▶ **WHAT TO WORK ON**
Tally up the lines below that include the word "value". Answer with the number alone.

--- begin DATA ---

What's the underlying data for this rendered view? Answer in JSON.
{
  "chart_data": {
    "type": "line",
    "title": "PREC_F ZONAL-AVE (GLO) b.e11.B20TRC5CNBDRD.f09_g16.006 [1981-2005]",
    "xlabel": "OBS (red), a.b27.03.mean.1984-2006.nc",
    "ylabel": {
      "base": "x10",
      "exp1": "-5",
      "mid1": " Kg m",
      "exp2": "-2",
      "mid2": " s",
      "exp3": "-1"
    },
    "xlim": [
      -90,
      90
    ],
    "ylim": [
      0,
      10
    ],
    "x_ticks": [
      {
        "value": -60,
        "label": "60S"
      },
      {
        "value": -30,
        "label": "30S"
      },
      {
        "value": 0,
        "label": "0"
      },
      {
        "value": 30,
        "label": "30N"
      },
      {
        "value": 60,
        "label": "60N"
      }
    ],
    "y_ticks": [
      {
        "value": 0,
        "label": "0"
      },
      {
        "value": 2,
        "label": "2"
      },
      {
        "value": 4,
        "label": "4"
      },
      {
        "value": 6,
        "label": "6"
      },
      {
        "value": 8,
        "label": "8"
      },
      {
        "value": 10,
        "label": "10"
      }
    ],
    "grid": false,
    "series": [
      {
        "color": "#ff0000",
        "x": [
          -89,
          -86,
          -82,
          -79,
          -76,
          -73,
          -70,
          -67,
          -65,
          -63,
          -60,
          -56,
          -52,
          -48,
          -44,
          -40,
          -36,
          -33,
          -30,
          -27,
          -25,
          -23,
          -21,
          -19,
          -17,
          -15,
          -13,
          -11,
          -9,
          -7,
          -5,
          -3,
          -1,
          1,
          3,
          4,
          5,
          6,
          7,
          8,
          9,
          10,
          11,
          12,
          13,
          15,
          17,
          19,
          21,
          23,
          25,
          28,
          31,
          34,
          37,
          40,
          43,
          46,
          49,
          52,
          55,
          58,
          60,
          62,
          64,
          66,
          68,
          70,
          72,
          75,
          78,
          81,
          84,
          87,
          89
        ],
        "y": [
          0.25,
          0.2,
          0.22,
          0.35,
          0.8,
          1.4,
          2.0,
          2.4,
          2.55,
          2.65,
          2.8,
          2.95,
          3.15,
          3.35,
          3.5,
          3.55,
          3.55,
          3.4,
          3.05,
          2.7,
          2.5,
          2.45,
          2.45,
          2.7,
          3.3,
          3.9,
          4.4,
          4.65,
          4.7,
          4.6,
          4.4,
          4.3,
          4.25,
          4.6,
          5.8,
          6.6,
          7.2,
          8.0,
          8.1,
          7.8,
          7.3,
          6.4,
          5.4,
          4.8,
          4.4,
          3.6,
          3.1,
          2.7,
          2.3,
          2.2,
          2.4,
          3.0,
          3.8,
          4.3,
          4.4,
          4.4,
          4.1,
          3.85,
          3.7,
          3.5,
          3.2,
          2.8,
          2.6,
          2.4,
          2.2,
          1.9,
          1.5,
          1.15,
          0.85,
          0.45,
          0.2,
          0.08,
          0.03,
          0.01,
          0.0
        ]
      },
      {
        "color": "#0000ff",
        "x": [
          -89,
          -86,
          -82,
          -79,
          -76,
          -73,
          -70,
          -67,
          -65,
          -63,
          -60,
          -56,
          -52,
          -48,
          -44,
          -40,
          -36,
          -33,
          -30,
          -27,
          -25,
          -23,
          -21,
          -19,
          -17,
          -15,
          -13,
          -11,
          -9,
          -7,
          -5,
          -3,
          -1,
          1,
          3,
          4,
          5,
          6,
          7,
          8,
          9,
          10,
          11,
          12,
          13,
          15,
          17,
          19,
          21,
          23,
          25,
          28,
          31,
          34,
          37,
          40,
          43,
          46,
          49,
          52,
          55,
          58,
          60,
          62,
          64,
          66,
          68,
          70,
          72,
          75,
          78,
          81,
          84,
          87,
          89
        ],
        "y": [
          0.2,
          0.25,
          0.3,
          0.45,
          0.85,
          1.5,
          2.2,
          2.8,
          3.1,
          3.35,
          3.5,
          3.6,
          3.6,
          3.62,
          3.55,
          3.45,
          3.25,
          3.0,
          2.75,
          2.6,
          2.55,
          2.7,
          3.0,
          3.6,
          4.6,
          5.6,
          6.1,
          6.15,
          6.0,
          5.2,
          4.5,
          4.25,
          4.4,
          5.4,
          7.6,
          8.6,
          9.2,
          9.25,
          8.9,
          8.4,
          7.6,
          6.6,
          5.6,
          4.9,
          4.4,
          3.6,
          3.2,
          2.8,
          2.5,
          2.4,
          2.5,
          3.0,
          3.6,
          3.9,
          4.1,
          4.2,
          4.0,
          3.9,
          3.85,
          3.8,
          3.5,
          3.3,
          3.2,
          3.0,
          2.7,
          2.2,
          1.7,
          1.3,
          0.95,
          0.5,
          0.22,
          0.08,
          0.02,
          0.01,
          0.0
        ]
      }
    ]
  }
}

--- end DATA ---

▶ **TASK OUTPUT**
11